▸ Given instruction
Select and reproduce each line of the listing below that bears the string "tanto".

━━━━━ Entries ━━━━━

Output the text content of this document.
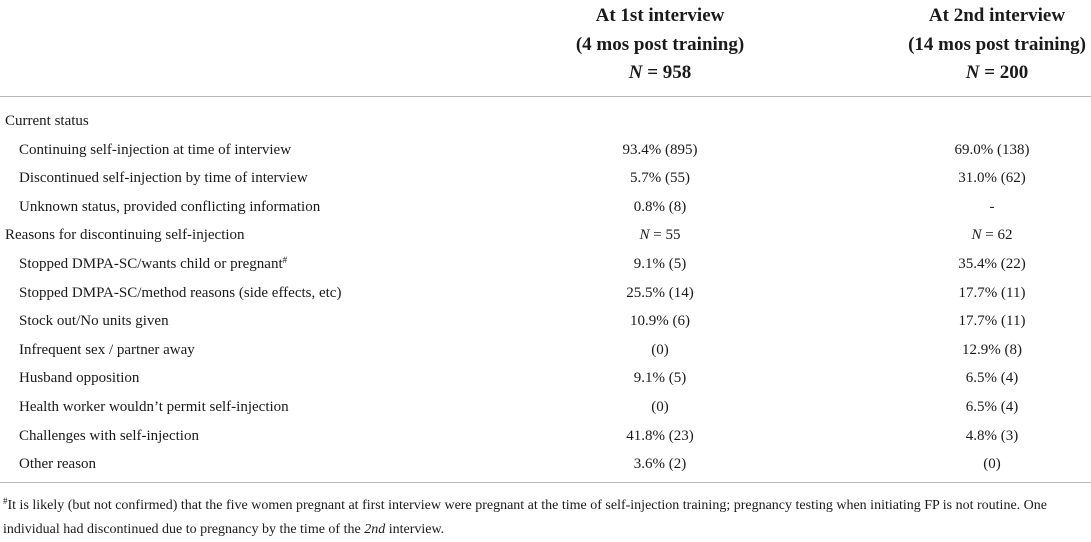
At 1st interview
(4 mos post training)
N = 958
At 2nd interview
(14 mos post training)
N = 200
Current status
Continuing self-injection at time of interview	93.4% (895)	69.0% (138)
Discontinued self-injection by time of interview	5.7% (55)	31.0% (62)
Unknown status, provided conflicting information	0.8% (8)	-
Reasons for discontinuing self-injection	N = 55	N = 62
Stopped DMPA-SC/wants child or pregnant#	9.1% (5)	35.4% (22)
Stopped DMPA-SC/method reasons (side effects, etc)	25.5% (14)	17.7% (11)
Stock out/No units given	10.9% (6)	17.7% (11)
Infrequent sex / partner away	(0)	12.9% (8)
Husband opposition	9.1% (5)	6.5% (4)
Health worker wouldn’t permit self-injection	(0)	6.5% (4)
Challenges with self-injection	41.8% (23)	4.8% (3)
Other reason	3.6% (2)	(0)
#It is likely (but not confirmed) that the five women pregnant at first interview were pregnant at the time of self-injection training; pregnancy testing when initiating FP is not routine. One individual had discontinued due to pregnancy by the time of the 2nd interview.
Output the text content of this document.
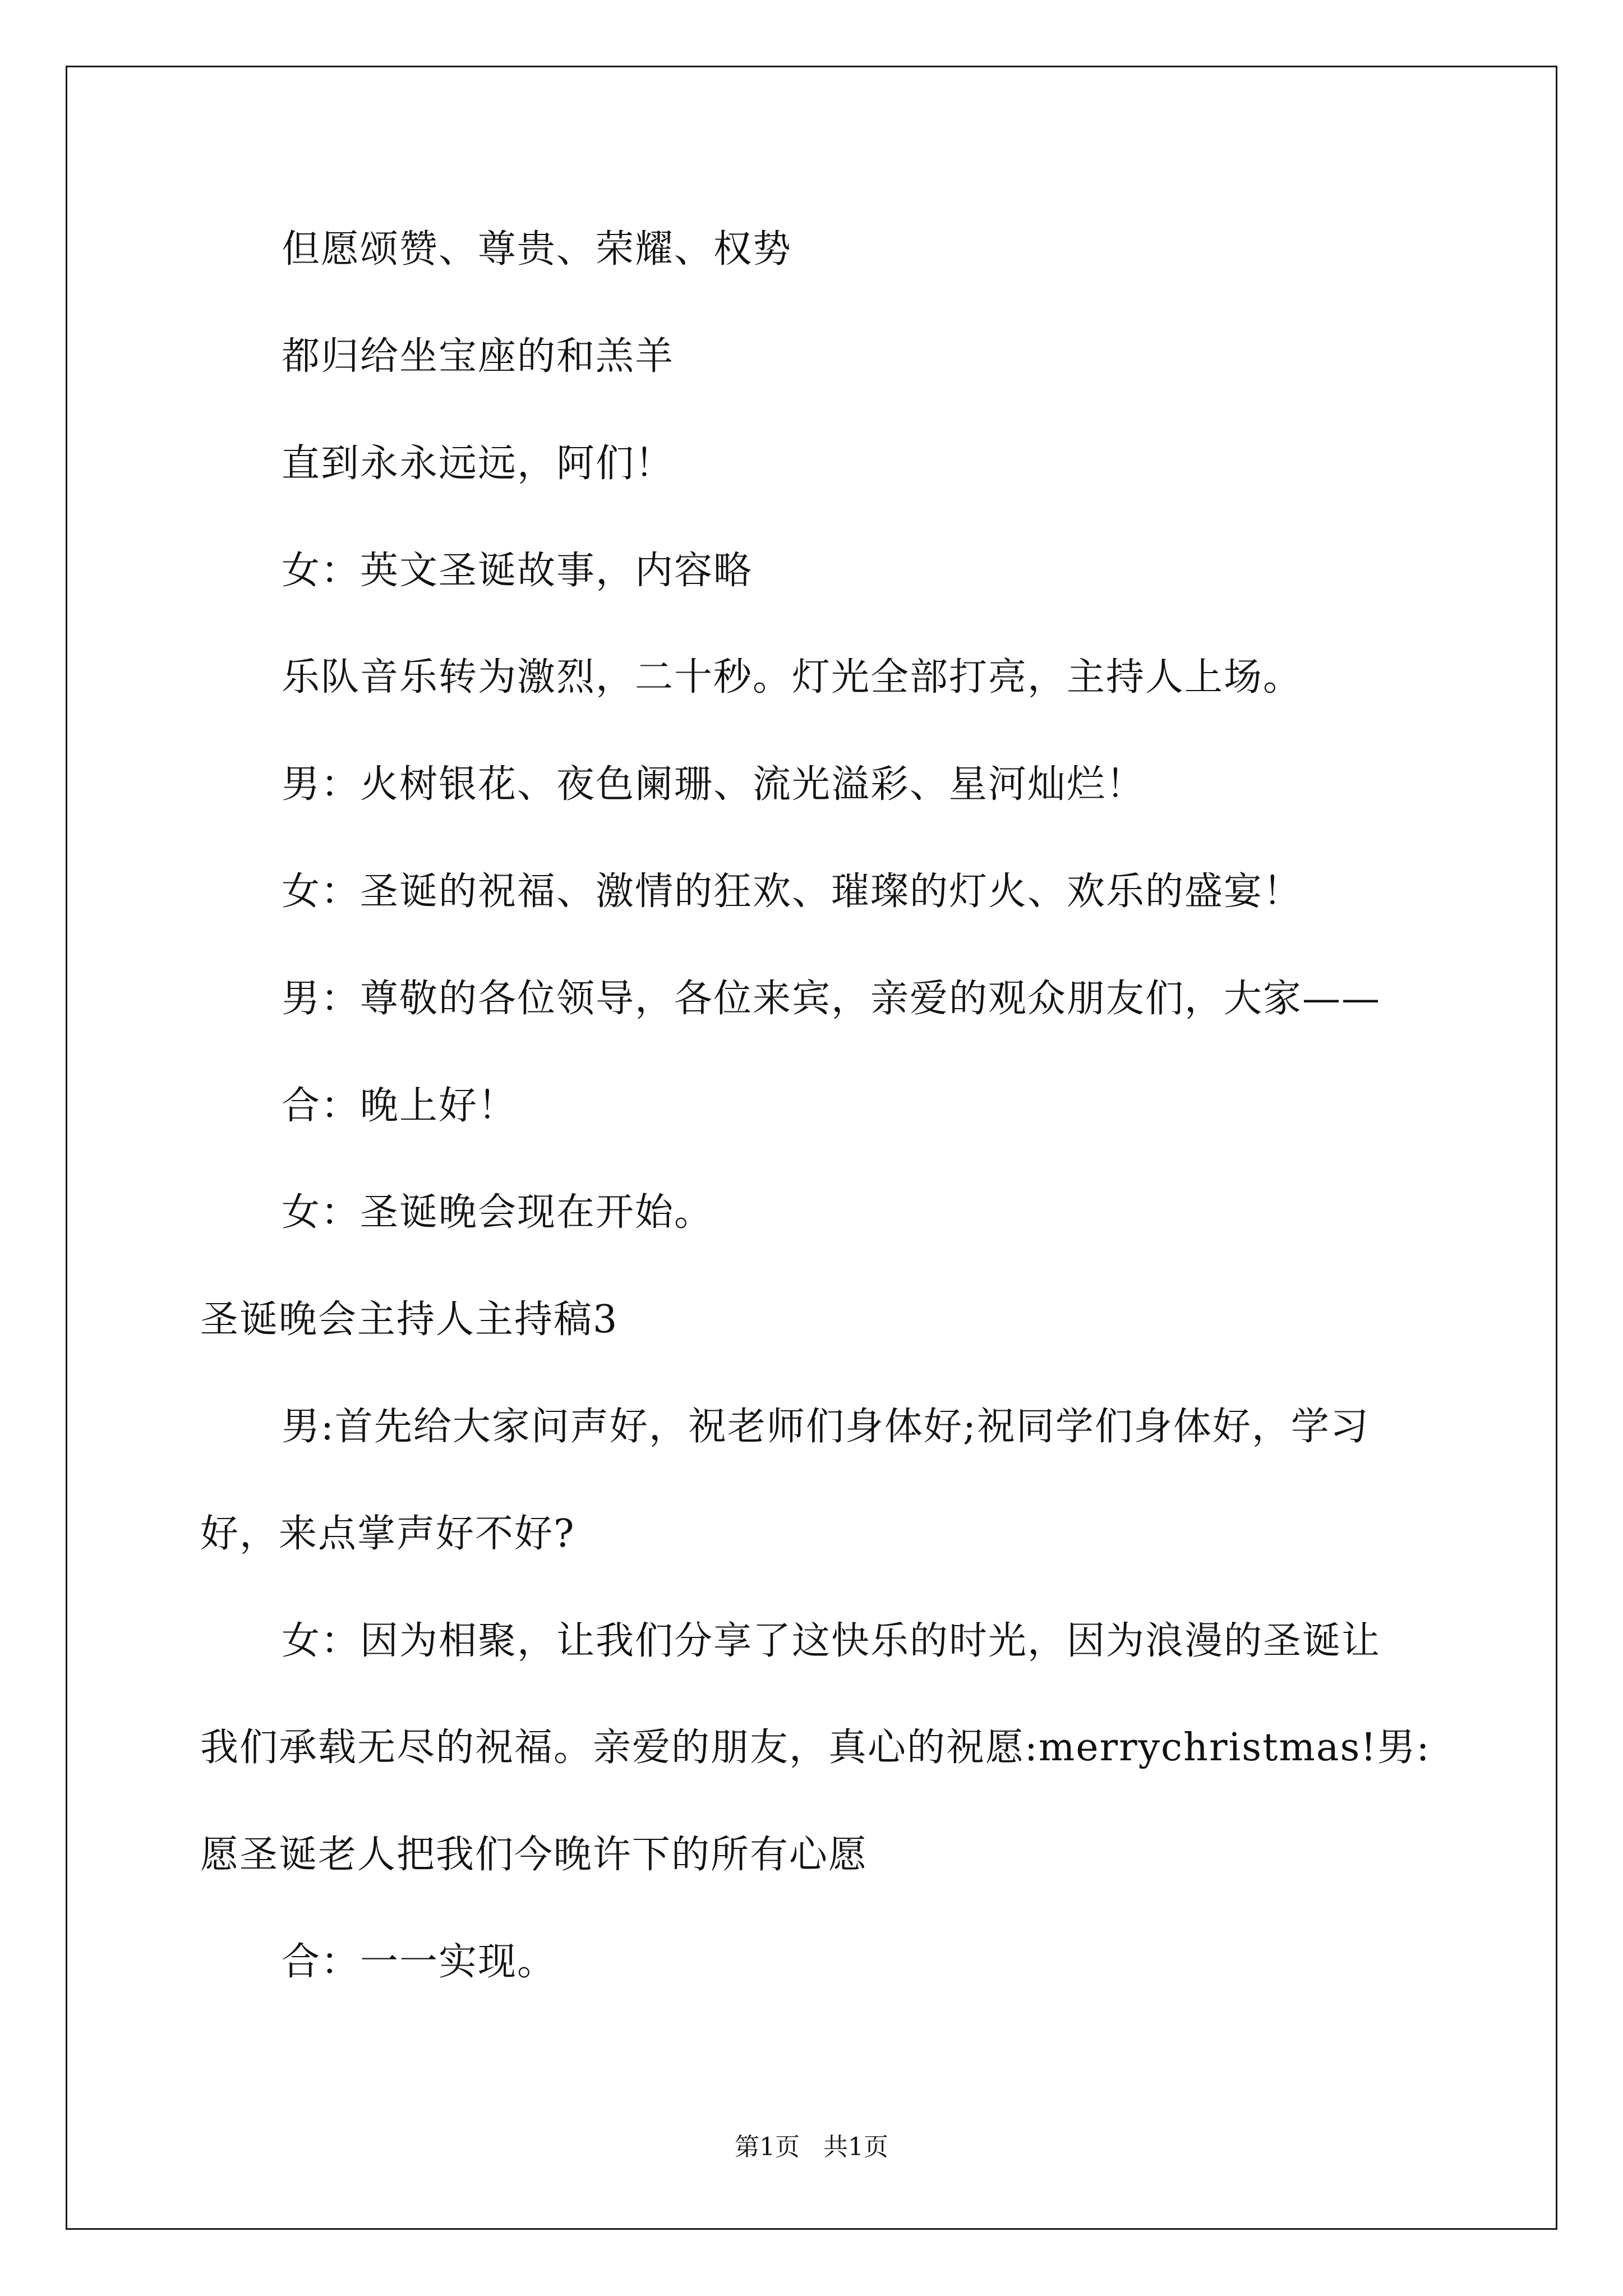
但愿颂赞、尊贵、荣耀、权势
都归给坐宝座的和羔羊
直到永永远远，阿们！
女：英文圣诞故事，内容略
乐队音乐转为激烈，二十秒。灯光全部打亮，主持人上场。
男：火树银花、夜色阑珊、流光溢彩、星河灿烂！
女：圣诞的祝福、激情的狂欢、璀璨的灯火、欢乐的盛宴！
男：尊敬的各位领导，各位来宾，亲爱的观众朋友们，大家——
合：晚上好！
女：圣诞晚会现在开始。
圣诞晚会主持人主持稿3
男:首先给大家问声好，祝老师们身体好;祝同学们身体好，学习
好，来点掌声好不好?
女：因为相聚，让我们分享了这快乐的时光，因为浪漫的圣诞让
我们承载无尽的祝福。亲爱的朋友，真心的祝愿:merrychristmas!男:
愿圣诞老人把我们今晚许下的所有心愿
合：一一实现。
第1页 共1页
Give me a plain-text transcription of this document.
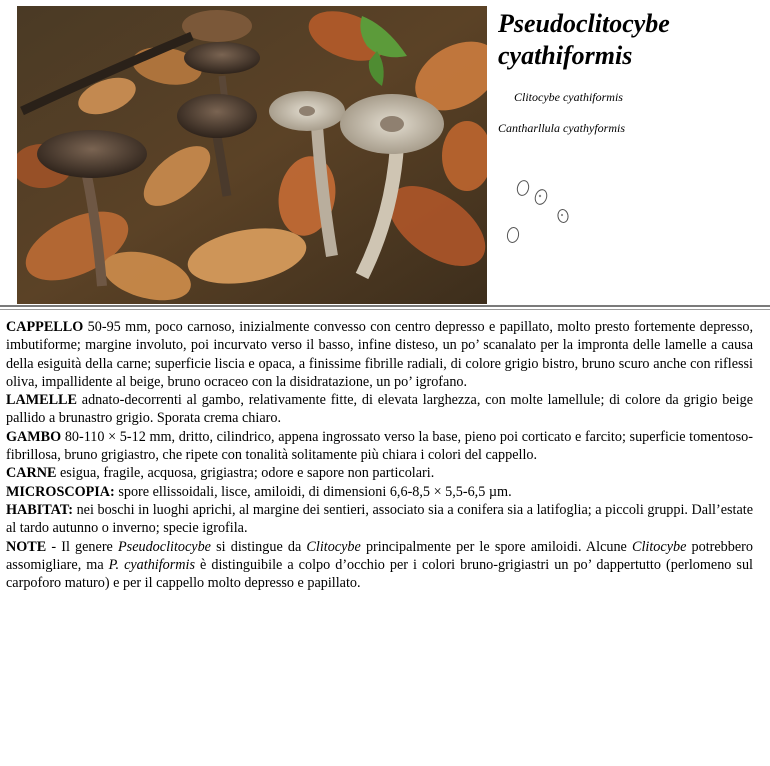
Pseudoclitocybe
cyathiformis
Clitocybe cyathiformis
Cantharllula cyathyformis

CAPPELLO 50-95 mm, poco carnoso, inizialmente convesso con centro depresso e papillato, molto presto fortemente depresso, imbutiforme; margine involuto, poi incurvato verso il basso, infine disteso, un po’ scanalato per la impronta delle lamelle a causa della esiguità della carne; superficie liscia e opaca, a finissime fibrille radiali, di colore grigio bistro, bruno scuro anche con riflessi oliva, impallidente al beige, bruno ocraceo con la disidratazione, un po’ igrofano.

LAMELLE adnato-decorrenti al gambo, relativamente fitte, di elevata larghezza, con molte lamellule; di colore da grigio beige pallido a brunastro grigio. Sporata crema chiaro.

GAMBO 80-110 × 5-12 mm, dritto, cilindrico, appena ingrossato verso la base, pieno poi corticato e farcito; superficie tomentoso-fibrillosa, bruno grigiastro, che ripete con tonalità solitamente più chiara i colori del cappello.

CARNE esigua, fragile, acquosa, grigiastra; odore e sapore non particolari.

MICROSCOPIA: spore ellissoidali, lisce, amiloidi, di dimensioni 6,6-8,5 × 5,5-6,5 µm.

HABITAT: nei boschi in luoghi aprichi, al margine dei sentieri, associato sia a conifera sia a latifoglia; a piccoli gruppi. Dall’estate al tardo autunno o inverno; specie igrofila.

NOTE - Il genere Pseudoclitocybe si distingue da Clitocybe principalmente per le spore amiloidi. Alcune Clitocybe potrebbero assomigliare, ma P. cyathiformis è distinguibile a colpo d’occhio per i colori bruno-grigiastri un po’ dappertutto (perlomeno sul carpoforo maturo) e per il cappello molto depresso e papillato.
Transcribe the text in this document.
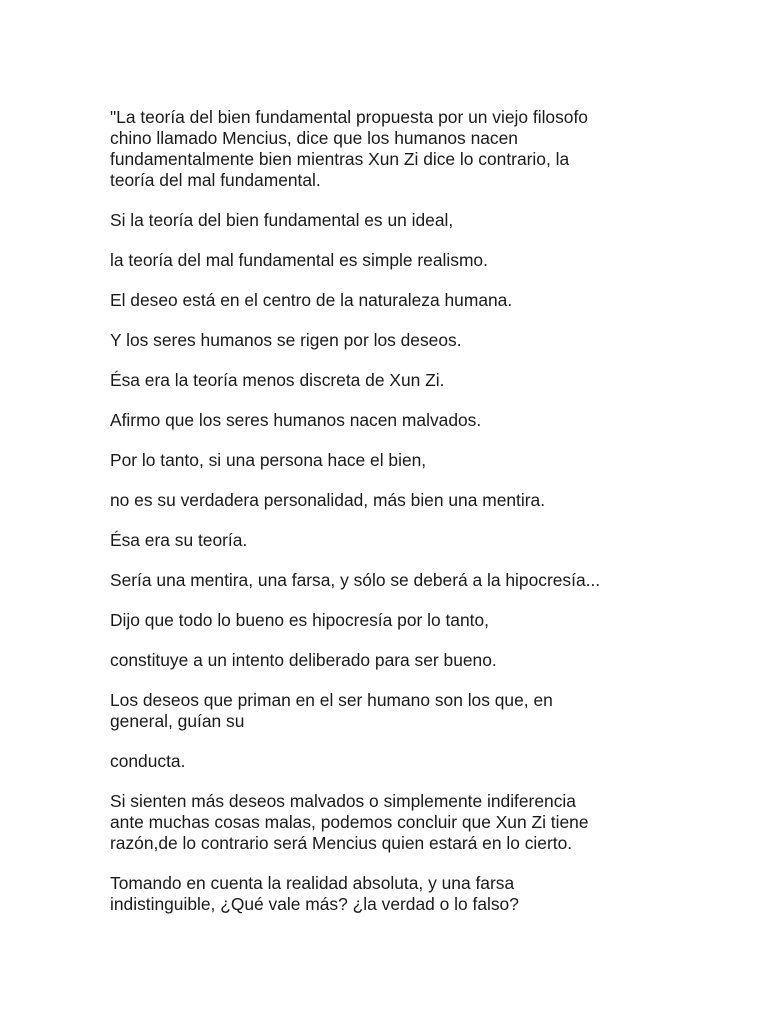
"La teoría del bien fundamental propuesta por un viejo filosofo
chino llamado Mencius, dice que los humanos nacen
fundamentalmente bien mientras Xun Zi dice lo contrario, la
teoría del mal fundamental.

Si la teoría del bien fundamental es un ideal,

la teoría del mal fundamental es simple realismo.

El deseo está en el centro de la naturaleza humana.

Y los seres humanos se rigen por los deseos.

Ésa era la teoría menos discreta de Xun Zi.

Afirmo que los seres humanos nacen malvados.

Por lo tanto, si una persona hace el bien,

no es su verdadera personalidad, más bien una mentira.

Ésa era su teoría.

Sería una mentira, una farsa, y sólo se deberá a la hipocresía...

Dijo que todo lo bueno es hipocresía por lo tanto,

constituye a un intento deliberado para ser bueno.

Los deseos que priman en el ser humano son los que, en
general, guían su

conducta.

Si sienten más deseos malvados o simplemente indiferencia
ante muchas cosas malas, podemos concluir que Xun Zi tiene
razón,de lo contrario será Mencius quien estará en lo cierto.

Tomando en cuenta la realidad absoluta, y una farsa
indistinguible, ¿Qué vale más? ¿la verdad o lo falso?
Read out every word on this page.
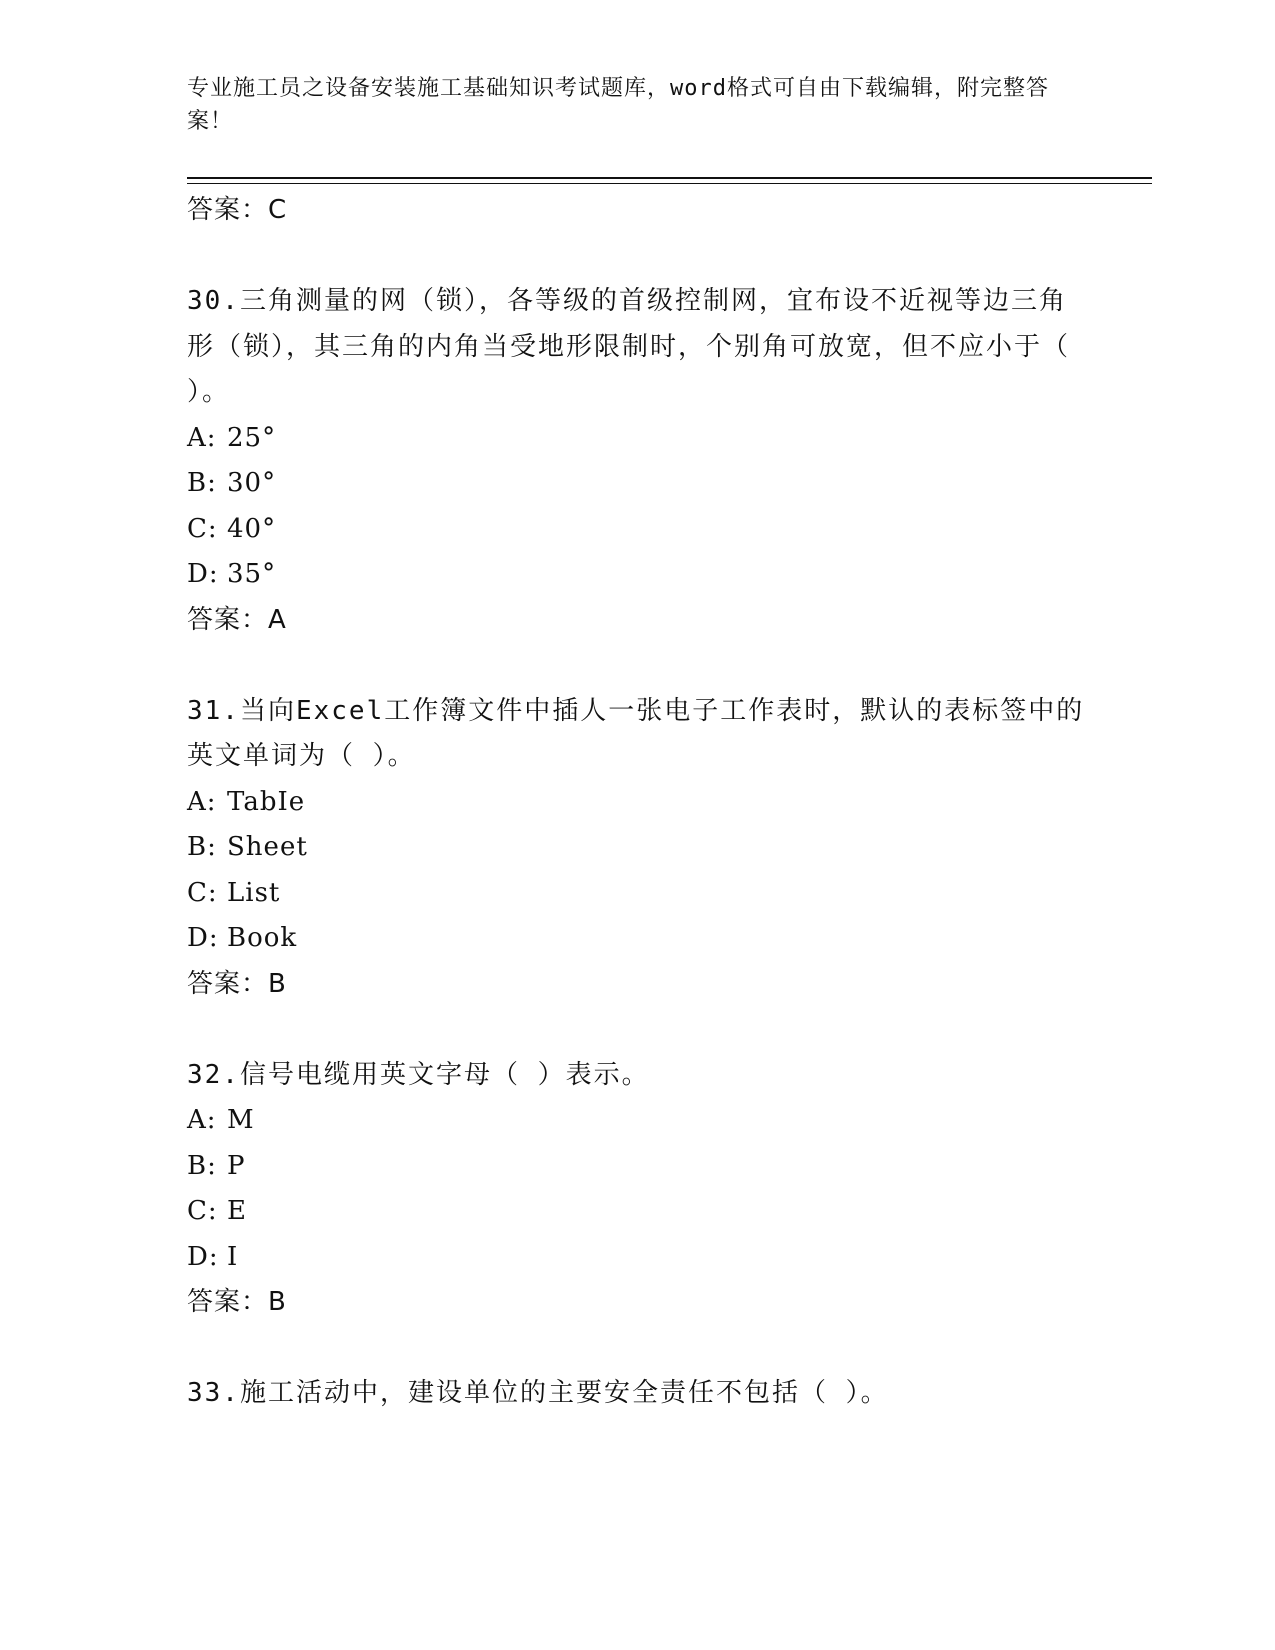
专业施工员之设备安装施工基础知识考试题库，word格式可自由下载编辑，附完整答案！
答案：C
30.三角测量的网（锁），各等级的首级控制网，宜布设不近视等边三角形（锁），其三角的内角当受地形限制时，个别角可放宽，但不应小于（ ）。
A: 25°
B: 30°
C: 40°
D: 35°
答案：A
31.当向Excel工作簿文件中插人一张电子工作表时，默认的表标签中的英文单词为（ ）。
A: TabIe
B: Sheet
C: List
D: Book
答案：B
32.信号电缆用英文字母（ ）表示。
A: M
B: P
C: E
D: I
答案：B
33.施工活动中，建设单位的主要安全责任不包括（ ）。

━━━━━

▸ Right answer
Por lo tanto, si una persona hace el bien,
Dijo que todo lo bueno es hipocresía por lo tanto,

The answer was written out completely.